▸ **What needs to be done**: What lines below include the string "beteende"? Pick them out and copy them.

#### Entries shown

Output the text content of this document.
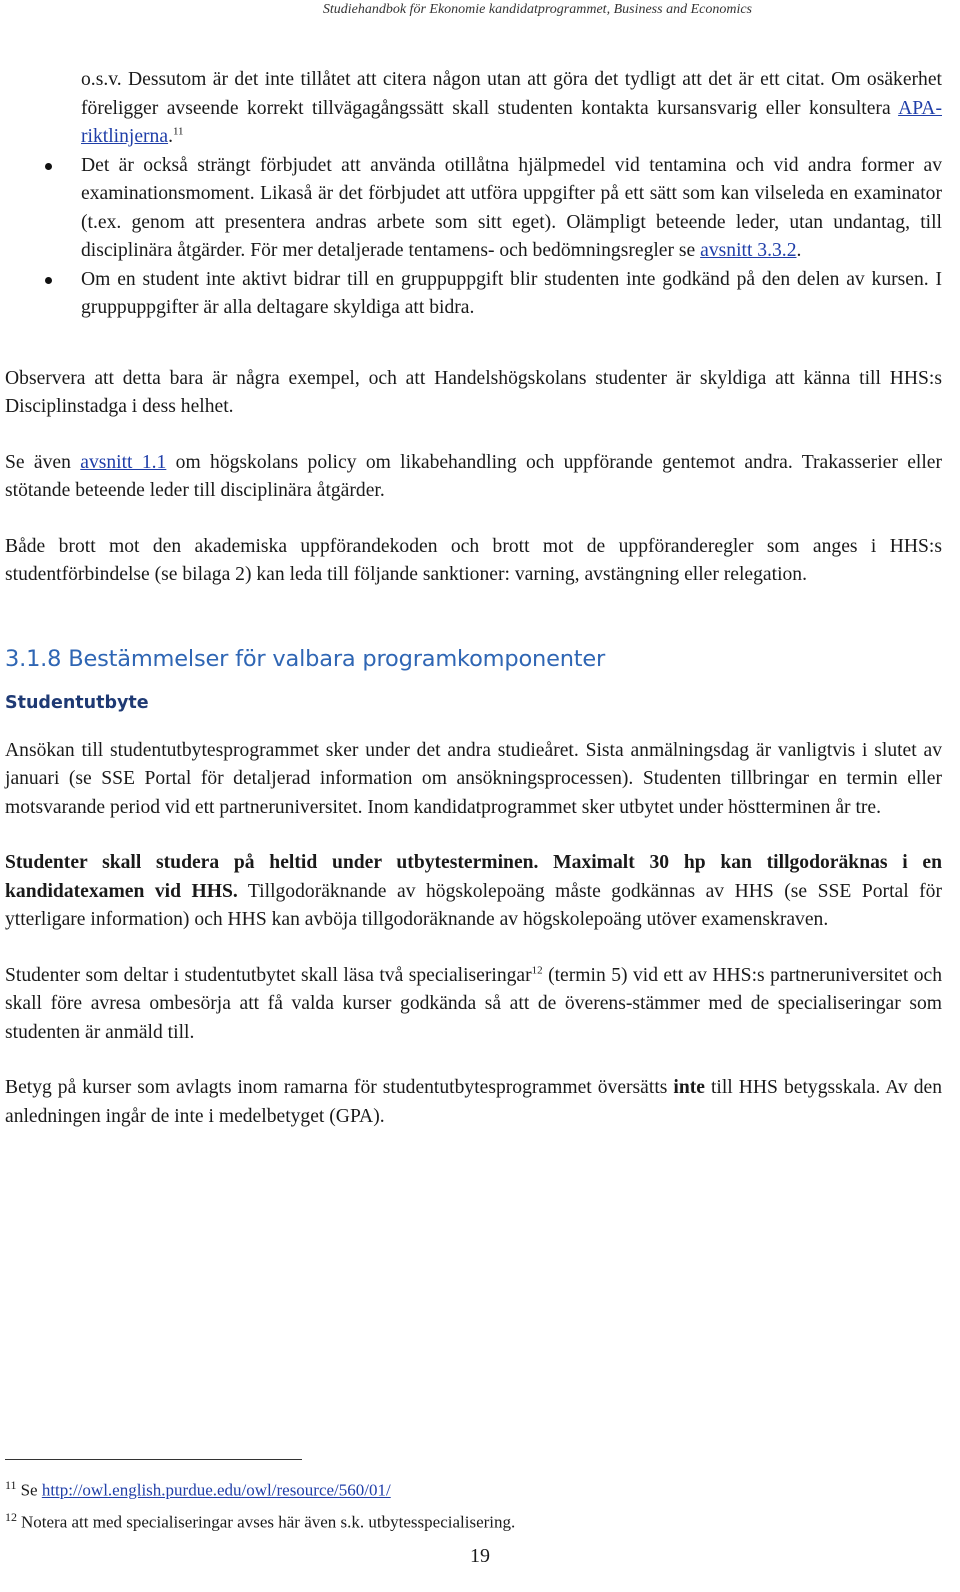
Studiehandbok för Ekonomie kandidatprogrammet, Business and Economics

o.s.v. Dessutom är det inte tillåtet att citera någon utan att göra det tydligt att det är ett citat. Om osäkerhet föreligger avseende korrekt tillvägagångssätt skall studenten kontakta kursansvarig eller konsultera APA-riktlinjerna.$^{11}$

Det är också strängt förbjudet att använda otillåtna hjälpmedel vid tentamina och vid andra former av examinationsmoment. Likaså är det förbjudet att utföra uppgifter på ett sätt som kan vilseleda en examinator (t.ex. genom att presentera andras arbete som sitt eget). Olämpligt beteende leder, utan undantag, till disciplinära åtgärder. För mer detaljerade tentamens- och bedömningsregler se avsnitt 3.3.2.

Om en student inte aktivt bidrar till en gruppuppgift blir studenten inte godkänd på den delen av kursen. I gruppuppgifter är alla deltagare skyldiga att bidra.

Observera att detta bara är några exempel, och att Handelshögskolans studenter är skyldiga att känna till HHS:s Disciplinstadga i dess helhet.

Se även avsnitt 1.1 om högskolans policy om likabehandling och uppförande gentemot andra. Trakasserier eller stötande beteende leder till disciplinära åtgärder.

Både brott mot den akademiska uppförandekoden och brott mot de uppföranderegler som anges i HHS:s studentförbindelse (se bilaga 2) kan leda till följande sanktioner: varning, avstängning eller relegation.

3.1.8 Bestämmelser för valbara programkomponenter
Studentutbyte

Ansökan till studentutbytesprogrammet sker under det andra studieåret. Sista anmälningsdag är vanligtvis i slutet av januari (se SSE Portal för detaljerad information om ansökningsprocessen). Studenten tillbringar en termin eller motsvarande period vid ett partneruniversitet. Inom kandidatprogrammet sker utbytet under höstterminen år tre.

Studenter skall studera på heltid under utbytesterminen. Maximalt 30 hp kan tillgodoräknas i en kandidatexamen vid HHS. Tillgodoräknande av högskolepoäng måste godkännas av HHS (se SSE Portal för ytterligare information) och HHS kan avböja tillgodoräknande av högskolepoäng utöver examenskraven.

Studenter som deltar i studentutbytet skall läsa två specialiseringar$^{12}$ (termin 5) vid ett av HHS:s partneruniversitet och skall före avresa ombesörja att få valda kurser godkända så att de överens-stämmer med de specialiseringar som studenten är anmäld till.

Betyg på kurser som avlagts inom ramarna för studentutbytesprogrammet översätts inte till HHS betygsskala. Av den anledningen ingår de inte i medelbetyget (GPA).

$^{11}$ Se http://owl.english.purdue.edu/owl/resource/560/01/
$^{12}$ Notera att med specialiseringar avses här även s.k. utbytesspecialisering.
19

########
#### Entries shown

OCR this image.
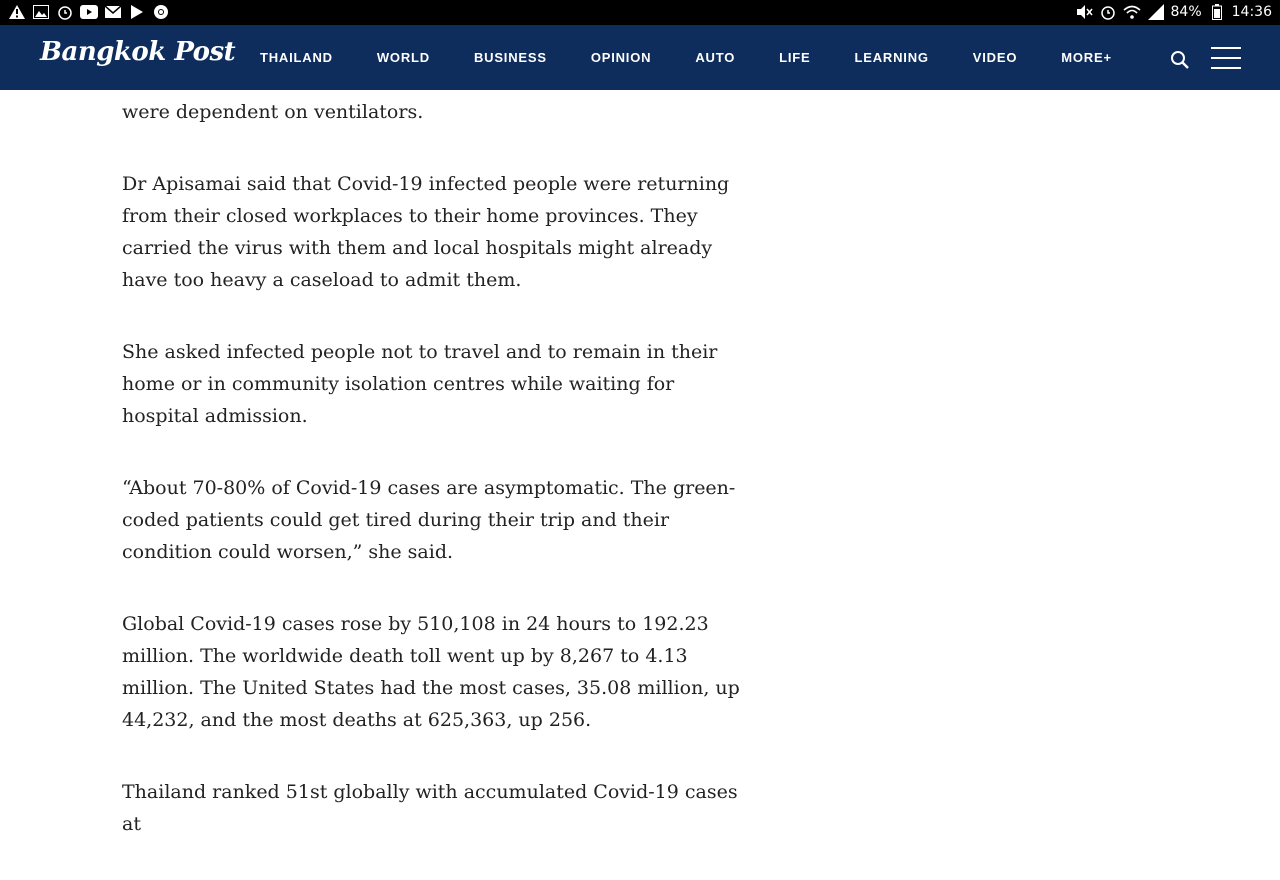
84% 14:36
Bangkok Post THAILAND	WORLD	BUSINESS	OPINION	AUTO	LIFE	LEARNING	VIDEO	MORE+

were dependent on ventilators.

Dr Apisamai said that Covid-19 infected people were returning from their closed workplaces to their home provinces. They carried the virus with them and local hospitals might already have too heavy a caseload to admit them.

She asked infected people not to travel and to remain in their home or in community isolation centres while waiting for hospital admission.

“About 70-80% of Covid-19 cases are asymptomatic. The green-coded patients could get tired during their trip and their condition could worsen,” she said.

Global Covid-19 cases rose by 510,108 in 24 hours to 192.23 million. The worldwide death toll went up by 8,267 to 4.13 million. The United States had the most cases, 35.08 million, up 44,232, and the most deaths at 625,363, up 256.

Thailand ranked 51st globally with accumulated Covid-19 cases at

########

▸ **Your response**:
Det är också strängt förbjudet att använda otillåtna hjälpmedel vid tentamina och vid andra former av examinationsmoment. Likaså är det förbjudet att utföra uppgifter på ett sätt som kan vilseleda en examinator (t.ex. genom att presentera andras arbete som sitt eget). Olämpligt beteende leder, utan undantag, till disciplinära åtgärder. För mer detaljerade tentamens- och bedömningsregler se avsnitt 3.3.2.
Se även avsnitt 1.1 om högskolans policy om likabehandling och uppförande gentemot andra. Trakasserier eller stötande beteende leder till disciplinära åtgärder.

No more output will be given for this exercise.